• Task requirements
Filter the entries below, keeping only lines with the word "github".

• Excerpted data
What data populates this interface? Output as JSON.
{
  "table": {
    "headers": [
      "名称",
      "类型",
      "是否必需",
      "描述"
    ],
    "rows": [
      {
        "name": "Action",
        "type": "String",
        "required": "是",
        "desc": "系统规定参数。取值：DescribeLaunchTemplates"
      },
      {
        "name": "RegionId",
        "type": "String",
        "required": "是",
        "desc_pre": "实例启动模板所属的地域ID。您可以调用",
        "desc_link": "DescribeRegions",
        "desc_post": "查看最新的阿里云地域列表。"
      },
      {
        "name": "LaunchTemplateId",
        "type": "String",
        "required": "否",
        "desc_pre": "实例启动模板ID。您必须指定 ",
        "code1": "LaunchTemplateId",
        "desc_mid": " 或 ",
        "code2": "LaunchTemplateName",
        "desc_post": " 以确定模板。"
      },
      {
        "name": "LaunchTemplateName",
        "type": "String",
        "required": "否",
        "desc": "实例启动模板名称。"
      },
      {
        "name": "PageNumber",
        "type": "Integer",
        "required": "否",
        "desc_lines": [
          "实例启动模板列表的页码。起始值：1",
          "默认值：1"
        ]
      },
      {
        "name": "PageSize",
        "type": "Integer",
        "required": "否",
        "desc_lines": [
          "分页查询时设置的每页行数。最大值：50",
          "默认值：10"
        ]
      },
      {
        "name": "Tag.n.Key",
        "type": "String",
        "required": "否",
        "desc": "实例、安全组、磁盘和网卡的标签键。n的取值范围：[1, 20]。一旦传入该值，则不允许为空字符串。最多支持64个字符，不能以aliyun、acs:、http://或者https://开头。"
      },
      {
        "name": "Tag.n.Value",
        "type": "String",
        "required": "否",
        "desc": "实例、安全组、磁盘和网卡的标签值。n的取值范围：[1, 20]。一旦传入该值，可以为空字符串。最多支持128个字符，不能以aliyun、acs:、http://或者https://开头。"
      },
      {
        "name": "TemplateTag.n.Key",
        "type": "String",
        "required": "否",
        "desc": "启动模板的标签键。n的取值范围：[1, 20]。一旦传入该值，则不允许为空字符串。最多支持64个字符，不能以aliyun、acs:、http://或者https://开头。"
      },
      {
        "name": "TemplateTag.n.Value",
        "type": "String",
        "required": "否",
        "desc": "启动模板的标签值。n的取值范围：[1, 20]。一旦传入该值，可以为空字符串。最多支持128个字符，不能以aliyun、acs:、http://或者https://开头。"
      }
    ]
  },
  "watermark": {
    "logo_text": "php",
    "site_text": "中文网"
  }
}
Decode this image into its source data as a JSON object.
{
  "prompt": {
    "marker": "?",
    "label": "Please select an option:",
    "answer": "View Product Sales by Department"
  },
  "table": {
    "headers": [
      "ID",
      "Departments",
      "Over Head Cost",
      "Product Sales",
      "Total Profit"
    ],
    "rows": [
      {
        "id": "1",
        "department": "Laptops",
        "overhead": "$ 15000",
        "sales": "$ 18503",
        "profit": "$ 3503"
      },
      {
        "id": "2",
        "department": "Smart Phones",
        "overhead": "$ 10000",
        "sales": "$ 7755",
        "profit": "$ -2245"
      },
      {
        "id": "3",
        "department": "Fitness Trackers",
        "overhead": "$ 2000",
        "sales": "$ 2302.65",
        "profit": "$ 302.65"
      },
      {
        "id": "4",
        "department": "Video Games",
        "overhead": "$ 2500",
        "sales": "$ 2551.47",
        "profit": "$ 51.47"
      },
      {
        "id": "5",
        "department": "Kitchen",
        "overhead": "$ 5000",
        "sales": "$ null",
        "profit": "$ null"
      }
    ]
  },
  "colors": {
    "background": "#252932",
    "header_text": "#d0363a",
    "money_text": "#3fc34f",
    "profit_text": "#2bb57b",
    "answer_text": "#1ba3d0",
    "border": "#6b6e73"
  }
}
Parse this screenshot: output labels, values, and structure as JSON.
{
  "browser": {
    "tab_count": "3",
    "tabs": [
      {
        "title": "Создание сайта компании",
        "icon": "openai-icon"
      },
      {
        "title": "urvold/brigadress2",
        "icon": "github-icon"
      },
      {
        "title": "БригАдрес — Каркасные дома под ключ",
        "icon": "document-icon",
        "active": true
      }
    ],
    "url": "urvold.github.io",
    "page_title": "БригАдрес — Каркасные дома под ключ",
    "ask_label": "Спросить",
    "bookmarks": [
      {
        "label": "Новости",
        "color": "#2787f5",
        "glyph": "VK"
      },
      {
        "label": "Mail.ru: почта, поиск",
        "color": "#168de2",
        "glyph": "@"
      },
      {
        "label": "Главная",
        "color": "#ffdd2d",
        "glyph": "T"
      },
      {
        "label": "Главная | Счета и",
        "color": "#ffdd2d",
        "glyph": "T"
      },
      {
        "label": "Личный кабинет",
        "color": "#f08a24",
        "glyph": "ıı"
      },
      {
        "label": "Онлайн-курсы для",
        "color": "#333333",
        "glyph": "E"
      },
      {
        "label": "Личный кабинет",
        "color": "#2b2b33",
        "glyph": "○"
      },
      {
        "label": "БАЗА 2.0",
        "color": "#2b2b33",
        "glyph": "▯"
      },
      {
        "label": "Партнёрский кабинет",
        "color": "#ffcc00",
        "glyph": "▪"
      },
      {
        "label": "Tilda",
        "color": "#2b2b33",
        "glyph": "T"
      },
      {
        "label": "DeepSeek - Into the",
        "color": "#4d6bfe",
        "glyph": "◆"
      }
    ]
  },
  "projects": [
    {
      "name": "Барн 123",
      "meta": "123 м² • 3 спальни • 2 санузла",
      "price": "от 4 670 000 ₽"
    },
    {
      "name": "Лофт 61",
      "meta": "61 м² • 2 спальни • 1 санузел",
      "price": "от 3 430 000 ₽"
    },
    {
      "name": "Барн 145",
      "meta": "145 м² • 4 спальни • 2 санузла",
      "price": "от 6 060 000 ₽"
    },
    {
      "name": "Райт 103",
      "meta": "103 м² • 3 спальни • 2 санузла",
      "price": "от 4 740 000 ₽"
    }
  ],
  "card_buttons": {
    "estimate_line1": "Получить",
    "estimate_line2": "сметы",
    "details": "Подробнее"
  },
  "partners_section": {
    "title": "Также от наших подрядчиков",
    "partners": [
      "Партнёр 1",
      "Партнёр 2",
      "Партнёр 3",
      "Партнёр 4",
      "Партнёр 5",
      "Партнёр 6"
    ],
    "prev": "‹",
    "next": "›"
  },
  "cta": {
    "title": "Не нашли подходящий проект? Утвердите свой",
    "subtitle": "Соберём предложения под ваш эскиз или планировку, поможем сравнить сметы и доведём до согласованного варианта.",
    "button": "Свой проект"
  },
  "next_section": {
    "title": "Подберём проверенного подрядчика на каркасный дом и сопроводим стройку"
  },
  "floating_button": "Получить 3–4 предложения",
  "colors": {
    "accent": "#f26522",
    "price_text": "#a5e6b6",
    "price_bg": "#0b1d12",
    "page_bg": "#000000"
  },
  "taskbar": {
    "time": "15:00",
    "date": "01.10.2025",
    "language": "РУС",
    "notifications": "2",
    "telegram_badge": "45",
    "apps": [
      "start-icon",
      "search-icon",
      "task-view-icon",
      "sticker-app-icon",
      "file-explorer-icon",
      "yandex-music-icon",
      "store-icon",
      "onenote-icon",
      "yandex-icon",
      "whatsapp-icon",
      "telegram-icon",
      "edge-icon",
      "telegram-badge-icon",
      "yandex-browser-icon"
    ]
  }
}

• Worked solution
        "icon": "github-icon"
    "url": "urvold.github.io",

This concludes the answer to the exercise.